## begin
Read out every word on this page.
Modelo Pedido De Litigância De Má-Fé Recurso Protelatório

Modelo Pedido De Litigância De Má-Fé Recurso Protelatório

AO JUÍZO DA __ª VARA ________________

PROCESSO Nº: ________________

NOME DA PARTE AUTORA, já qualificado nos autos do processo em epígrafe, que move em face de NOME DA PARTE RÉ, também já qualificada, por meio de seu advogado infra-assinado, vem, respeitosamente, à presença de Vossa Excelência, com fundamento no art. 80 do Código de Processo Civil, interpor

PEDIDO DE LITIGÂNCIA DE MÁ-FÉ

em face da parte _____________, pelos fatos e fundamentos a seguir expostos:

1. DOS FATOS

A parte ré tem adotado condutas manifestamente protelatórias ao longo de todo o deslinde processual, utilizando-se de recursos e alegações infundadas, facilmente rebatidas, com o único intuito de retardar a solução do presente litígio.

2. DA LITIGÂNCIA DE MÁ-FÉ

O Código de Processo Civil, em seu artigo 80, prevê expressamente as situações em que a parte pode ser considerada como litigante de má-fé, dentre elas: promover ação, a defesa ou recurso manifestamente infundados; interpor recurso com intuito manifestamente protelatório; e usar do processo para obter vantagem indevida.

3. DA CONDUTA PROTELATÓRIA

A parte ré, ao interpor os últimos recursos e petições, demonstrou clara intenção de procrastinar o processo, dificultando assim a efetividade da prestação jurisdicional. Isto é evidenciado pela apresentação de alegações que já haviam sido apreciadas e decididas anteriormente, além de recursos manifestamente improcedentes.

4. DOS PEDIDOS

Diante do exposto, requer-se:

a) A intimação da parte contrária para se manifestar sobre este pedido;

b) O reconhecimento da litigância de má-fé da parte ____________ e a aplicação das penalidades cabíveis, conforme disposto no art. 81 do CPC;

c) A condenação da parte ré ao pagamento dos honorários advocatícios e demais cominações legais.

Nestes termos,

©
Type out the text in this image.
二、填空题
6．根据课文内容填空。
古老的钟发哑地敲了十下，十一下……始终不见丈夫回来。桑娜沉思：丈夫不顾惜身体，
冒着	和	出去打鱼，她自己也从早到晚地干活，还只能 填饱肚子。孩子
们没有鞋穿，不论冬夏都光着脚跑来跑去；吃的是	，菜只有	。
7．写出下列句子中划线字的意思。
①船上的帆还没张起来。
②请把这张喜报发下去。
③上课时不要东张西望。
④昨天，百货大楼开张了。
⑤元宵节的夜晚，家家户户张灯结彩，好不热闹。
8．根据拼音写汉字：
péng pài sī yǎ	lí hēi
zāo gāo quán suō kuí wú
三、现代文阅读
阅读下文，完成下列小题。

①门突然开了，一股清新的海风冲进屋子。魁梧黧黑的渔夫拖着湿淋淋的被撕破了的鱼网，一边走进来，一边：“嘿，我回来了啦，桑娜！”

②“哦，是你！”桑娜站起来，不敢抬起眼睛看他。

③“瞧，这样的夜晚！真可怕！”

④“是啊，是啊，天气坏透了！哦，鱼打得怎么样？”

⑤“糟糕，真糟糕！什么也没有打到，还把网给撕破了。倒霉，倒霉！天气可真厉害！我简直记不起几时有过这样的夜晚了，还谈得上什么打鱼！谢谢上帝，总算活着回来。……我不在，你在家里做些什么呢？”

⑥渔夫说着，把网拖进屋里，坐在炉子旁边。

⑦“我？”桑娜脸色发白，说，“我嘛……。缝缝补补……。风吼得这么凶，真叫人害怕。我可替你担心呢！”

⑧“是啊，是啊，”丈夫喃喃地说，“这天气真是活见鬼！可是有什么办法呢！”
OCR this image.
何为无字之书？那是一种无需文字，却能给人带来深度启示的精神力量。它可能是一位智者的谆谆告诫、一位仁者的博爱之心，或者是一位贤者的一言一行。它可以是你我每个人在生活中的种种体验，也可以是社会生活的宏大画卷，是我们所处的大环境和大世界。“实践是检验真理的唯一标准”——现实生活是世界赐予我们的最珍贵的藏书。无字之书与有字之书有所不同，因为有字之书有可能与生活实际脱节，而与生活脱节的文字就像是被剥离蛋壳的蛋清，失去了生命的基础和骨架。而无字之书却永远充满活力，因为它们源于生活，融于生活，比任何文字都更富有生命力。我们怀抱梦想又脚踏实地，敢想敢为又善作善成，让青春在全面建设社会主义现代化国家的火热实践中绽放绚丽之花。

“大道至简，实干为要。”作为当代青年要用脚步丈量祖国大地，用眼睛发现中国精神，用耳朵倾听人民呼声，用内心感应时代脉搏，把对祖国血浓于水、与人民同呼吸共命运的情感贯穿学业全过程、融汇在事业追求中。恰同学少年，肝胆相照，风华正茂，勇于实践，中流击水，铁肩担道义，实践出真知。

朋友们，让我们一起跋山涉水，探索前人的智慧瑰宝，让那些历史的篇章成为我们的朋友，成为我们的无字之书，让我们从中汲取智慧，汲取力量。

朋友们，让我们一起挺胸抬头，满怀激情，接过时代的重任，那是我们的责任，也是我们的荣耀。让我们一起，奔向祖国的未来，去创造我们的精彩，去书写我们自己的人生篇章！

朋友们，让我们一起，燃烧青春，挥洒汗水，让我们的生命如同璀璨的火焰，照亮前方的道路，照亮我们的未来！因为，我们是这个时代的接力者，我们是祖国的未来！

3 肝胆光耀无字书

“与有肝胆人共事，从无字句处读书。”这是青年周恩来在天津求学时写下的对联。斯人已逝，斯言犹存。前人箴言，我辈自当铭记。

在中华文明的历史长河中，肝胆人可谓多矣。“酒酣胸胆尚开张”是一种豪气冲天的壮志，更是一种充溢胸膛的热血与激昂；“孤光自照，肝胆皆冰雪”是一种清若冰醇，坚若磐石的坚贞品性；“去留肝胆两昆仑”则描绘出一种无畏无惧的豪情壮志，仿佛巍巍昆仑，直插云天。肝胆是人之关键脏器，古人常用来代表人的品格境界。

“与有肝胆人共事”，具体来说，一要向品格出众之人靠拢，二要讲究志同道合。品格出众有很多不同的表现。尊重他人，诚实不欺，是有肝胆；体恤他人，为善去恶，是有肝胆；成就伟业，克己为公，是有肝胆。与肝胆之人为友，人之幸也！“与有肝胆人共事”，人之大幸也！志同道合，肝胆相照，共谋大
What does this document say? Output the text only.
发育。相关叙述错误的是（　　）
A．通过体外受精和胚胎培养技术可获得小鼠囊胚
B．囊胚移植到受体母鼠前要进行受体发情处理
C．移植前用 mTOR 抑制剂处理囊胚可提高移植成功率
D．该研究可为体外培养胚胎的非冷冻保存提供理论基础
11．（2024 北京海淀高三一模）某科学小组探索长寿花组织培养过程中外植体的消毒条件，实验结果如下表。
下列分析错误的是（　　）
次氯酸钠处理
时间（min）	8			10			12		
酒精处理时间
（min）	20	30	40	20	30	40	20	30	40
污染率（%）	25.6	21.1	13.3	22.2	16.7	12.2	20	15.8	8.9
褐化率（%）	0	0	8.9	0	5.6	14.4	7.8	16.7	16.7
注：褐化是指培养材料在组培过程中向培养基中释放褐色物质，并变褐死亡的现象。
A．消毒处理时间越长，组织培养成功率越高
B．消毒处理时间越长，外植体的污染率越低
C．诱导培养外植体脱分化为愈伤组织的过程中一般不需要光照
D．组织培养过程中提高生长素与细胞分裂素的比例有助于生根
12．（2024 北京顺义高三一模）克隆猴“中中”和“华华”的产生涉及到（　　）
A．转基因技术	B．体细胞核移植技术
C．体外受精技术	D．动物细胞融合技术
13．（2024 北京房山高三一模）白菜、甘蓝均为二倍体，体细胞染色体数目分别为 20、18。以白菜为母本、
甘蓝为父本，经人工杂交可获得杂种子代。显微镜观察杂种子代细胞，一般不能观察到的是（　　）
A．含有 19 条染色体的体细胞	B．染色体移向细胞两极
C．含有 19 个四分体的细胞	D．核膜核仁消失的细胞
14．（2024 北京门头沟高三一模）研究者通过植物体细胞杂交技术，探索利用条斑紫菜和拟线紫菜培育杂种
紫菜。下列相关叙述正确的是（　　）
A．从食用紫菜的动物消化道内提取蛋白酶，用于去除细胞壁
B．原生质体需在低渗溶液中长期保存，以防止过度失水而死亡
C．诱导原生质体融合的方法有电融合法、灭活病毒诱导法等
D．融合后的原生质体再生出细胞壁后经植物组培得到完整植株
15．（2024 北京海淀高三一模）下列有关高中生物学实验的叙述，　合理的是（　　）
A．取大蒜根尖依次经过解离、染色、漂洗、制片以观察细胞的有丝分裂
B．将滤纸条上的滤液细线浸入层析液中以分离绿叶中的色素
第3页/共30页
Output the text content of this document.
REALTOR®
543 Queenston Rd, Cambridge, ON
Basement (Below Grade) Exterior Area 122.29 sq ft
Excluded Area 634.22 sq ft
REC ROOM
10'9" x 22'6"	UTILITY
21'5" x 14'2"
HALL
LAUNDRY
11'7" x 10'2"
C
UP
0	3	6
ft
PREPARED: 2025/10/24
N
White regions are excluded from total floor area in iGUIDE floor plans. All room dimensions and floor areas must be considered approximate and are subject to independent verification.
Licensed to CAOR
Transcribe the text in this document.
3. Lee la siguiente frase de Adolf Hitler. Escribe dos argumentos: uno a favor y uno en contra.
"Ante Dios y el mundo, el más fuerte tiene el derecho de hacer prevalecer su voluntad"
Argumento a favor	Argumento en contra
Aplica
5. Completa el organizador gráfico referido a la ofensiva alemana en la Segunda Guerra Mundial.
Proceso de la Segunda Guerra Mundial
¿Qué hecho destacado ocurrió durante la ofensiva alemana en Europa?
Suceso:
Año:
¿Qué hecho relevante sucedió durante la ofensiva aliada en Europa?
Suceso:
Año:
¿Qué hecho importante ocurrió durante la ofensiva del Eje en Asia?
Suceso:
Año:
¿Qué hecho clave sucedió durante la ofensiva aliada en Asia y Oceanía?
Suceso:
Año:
## end
Stated problem
Write out, word for word, every line from the one containing "Transcribe the text in this document." through the last line of the records above.

Full output
Transcribe the text in this document.
3. Lee la siguiente frase de Adolf Hitler. Escribe dos argumentos: uno a favor y uno en contra.
"Ante Dios y el mundo, el más fuerte tiene el derecho de hacer prevalecer su voluntad"
Argumento a favor	Argumento en contra
Aplica
5. Completa el organizador gráfico referido a la ofensiva alemana en la Segunda Guerra Mundial.
Proceso de la Segunda Guerra Mundial
¿Qué hecho destacado ocurrió durante la ofensiva alemana en Europa?
Suceso:
Año:
¿Qué hecho relevante sucedió durante la ofensiva aliada en Europa?
Suceso:
Año:
¿Qué hecho importante ocurrió durante la ofensiva del Eje en Asia?
Suceso:
Año:
¿Qué hecho clave sucedió durante la ofensiva aliada en Asia y Oceanía?
Suceso:
Año:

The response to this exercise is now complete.